From the text on PPE nanoribbons, reproduce word for word the passage that opens with the words "6.5.5 Morphology at" and closes with "the organic compound.".

-- Start Text provided --

Similarly to what has been observed on mica, with increasing PPE length the peak of the experimental data shifts to higher values and the distribution of ribbon widths gets broader. The ribbon widths correlate well with the theoretical Schulz-Zimm distribution which describe the distribution of molecular weights for a polycondensation synthesis [Bra89]. The peak of the ribbons widths distribution, in terms of spatial units, is in both cases similar to the peak of the histograms of the mole fraction distribution and of the weight fraction distribution, indicating a good agreement between the most frequent ribbon width and the average molecular length obtained from 1H-NMR analysis. In addition, a fairly good agreement between the width of the distribution of ribbon widths and the width of the Schulz-Zimm mole fraction distribution can be recognized. This confirms that measuring the width of these nanostructures is an alternative route to evaluate the molecular weight distribution for this kind of polymer as previously demonstrated using mica as a substrate [Sam99a].

In summary, SFM and TEM applied to samples cast on different substrates, give rise to similar results in terms of the sizes of the nanoribbons in the XY plane while their heights have been only detected by SFM [But92]. Similarly to what has been concluded on mica substrates, the nanoribbons appears to consist of macromolecules oriented with their stiff backbones parallel to the substrate and the hexyl side chains perpendicular to the basal plane of the substrate. The backbones are stacked parallel to each other creating a ribbon of stacked pi-conjugated polymers on the substrate (Fig. 6.46).

The demonstrated ability to grow these architectures also on non-crystalline substrates indicates that the main driving force of this self-assembly are intermolecular interactions between the pi-conjugated macromolecules. The substrate plays only a secondary role of inducing a particular orientation of these assemblies. Furthermore, the transparency of the glass support opens the possibility to perform spectroscopical investigations like probing the birefringence and fluorescence of single nanoribbons using Scanning Near-Field Optical Microscopy. This would allow to determine physico-chemical properties of PPE on the nanoscopic level and compare it to single molecular and solid state properties. [Sam99c]


6.5.5 Morphology at different rate of the deposition process

In order to gain further insight into the growth process of these PPE nanoribbons, by solution casting, on crystalline mica substrates different solvents have been used. This allowed to vary the rate of evaporation of the solvent and of crystallization of the organic compound.

-- End Text provided --
-- Start Extracted material --

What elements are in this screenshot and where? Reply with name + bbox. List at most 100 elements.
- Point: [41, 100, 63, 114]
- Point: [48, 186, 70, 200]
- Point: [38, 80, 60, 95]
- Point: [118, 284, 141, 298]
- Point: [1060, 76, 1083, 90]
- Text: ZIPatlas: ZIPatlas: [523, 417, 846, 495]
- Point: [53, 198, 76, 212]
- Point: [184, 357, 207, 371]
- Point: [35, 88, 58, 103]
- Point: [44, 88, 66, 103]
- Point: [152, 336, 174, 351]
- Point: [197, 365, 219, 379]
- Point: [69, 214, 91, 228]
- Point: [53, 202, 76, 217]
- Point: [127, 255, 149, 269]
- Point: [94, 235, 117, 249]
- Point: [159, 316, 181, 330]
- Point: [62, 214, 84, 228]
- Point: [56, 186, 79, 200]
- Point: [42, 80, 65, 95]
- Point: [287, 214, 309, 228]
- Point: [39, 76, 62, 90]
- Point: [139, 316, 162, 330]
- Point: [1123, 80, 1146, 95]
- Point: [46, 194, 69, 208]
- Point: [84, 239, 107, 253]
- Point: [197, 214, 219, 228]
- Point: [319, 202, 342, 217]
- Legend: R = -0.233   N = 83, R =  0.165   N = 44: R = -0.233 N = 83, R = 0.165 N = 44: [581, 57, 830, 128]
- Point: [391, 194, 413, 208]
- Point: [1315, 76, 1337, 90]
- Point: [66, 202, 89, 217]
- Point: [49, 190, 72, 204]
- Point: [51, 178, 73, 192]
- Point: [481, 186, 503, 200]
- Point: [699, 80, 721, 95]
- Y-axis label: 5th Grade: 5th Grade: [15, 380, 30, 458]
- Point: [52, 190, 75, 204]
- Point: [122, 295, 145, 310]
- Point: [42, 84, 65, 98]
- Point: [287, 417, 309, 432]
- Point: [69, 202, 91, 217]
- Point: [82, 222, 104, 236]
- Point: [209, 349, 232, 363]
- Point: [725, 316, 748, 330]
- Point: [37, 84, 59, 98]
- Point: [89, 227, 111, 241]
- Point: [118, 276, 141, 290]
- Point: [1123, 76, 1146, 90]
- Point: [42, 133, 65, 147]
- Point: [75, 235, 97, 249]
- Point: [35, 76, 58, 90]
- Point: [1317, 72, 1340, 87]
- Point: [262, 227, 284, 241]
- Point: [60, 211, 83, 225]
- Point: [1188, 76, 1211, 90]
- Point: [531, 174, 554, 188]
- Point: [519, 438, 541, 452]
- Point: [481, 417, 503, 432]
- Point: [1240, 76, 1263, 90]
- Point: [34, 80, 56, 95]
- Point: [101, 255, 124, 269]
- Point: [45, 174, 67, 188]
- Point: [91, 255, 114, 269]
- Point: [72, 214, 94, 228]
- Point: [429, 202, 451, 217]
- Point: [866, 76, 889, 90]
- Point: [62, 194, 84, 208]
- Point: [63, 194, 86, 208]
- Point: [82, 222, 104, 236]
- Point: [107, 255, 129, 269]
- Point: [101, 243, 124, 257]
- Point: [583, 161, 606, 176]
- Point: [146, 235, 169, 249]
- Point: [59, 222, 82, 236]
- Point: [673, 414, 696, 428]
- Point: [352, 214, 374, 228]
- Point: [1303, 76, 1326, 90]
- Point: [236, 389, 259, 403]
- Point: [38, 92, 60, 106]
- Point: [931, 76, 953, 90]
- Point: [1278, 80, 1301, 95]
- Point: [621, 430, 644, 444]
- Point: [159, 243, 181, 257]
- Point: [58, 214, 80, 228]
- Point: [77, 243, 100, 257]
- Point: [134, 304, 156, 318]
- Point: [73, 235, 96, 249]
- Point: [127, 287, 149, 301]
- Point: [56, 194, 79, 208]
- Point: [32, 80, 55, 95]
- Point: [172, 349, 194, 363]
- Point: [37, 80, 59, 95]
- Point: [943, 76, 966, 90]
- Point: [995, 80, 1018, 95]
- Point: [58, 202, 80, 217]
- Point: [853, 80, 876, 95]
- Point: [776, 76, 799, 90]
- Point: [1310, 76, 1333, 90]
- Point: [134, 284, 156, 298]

-- End Extracted material --

◆ Correct answer
6.5.5 Morphology at different rate of the deposition process

In order to gain further insight into the growth process of these PPE nanoribbons, by solution casting, on crystalline mica substrates different solvents have been used. This allowed to vary the rate of evaporation of the solvent and of crystallization of the organic compound.